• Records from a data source

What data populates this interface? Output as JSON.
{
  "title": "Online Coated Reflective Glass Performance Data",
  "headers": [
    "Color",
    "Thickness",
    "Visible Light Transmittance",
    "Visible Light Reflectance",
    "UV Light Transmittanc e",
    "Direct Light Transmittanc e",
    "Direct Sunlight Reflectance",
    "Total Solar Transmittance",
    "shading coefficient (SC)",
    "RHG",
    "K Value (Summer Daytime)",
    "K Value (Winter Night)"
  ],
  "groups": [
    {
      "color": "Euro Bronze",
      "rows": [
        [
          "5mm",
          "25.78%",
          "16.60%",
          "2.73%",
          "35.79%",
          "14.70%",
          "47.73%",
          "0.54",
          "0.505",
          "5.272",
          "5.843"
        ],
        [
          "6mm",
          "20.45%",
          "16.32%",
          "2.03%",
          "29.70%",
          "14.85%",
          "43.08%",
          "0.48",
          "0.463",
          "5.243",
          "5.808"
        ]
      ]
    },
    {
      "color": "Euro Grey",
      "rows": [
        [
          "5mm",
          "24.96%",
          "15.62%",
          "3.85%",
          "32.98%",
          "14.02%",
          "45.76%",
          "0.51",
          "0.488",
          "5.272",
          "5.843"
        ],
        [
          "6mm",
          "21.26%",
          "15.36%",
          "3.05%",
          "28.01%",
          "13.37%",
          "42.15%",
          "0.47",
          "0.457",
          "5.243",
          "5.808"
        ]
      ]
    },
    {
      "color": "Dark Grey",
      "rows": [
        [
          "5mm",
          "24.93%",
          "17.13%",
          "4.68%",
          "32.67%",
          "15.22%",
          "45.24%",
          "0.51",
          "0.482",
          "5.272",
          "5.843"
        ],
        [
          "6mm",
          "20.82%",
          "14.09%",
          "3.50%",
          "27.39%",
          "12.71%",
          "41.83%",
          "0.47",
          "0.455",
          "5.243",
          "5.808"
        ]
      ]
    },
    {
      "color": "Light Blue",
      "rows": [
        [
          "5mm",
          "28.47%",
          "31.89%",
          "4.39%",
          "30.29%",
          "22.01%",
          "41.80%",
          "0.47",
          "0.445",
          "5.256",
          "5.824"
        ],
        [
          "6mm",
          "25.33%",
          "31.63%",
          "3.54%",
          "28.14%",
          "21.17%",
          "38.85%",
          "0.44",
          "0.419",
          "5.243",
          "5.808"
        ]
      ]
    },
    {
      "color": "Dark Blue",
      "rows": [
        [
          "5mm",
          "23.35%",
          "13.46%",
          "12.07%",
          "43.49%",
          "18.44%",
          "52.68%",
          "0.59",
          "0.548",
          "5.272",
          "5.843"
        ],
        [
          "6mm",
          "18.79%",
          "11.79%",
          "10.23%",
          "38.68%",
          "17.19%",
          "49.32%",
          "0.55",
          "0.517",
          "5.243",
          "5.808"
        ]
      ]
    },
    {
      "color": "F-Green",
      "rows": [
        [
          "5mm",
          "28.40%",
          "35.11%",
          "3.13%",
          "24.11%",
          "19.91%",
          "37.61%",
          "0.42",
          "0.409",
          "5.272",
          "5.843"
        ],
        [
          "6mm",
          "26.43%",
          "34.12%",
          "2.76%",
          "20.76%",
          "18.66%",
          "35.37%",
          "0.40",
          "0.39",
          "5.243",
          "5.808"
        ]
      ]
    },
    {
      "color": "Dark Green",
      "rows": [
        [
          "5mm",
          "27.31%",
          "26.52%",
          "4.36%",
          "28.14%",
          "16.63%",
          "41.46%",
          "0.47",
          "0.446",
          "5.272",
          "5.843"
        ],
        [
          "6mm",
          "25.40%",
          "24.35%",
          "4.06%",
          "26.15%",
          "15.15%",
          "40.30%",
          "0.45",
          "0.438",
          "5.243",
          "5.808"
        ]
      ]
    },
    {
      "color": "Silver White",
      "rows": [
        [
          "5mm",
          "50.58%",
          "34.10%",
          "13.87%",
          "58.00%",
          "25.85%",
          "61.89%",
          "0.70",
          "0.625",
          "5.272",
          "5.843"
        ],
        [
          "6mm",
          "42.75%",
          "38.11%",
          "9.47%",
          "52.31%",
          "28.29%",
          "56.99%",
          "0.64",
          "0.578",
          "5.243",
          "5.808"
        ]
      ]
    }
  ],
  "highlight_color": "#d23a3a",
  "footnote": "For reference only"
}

• Given problem
Here, the records must be output exactly and in full.

• Solution for this exercise
What data populates this interface? Output as JSON.
{
  "title": "Online Coated Reflective Glass Performance Data",
  "headers": [
    "Color",
    "Thickness",
    "Visible Light Transmittance",
    "Visible Light Reflectance",
    "UV Light Transmittanc e",
    "Direct Light Transmittanc e",
    "Direct Sunlight Reflectance",
    "Total Solar Transmittance",
    "shading coefficient (SC)",
    "RHG",
    "K Value (Summer Daytime)",
    "K Value (Winter Night)"
  ],
  "groups": [
    {
      "color": "Euro Bronze",
      "rows": [
        [
          "5mm",
          "25.78%",
          "16.60%",
          "2.73%",
          "35.79%",
          "14.70%",
          "47.73%",
          "0.54",
          "0.505",
          "5.272",
          "5.843"
        ],
        [
          "6mm",
          "20.45%",
          "16.32%",
          "2.03%",
          "29.70%",
          "14.85%",
          "43.08%",
          "0.48",
          "0.463",
          "5.243",
          "5.808"
        ]
      ]
    },
    {
      "color": "Euro Grey",
      "rows": [
        [
          "5mm",
          "24.96%",
          "15.62%",
          "3.85%",
          "32.98%",
          "14.02%",
          "45.76%",
          "0.51",
          "0.488",
          "5.272",
          "5.843"
        ],
        [
          "6mm",
          "21.26%",
          "15.36%",
          "3.05%",
          "28.01%",
          "13.37%",
          "42.15%",
          "0.47",
          "0.457",
          "5.243",
          "5.808"
        ]
      ]
    },
    {
      "color": "Dark Grey",
      "rows": [
        [
          "5mm",
          "24.93%",
          "17.13%",
          "4.68%",
          "32.67%",
          "15.22%",
          "45.24%",
          "0.51",
          "0.482",
          "5.272",
          "5.843"
        ],
        [
          "6mm",
          "20.82%",
          "14.09%",
          "3.50%",
          "27.39%",
          "12.71%",
          "41.83%",
          "0.47",
          "0.455",
          "5.243",
          "5.808"
        ]
      ]
    },
    {
      "color": "Light Blue",
      "rows": [
        [
          "5mm",
          "28.47%",
          "31.89%",
          "4.39%",
          "30.29%",
          "22.01%",
          "41.80%",
          "0.47",
          "0.445",
          "5.256",
          "5.824"
        ],
        [
          "6mm",
          "25.33%",
          "31.63%",
          "3.54%",
          "28.14%",
          "21.17%",
          "38.85%",
          "0.44",
          "0.419",
          "5.243",
          "5.808"
        ]
      ]
    },
    {
      "color": "Dark Blue",
      "rows": [
        [
          "5mm",
          "23.35%",
          "13.46%",
          "12.07%",
          "43.49%",
          "18.44%",
          "52.68%",
          "0.59",
          "0.548",
          "5.272",
          "5.843"
        ],
        [
          "6mm",
          "18.79%",
          "11.79%",
          "10.23%",
          "38.68%",
          "17.19%",
          "49.32%",
          "0.55",
          "0.517",
          "5.243",
          "5.808"
        ]
      ]
    },
    {
      "color": "F-Green",
      "rows": [
        [
          "5mm",
          "28.40%",
          "35.11%",
          "3.13%",
          "24.11%",
          "19.91%",
          "37.61%",
          "0.42",
          "0.409",
          "5.272",
          "5.843"
        ],
        [
          "6mm",
          "26.43%",
          "34.12%",
          "2.76%",
          "20.76%",
          "18.66%",
          "35.37%",
          "0.40",
          "0.39",
          "5.243",
          "5.808"
        ]
      ]
    },
    {
      "color": "Dark Green",
      "rows": [
        [
          "5mm",
          "27.31%",
          "26.52%",
          "4.36%",
          "28.14%",
          "16.63%",
          "41.46%",
          "0.47",
          "0.446",
          "5.272",
          "5.843"
        ],
        [
          "6mm",
          "25.40%",
          "24.35%",
          "4.06%",
          "26.15%",
          "15.15%",
          "40.30%",
          "0.45",
          "0.438",
          "5.243",
          "5.808"
        ]
      ]
    },
    {
      "color": "Silver White",
      "rows": [
        [
          "5mm",
          "50.58%",
          "34.10%",
          "13.87%",
          "58.00%",
          "25.85%",
          "61.89%",
          "0.70",
          "0.625",
          "5.272",
          "5.843"
        ],
        [
          "6mm",
          "42.75%",
          "38.11%",
          "9.47%",
          "52.31%",
          "28.29%",
          "56.99%",
          "0.64",
          "0.578",
          "5.243",
          "5.808"
        ]
      ]
    }
  ],
  "highlight_color": "#d23a3a",
  "footnote": "For reference only"
}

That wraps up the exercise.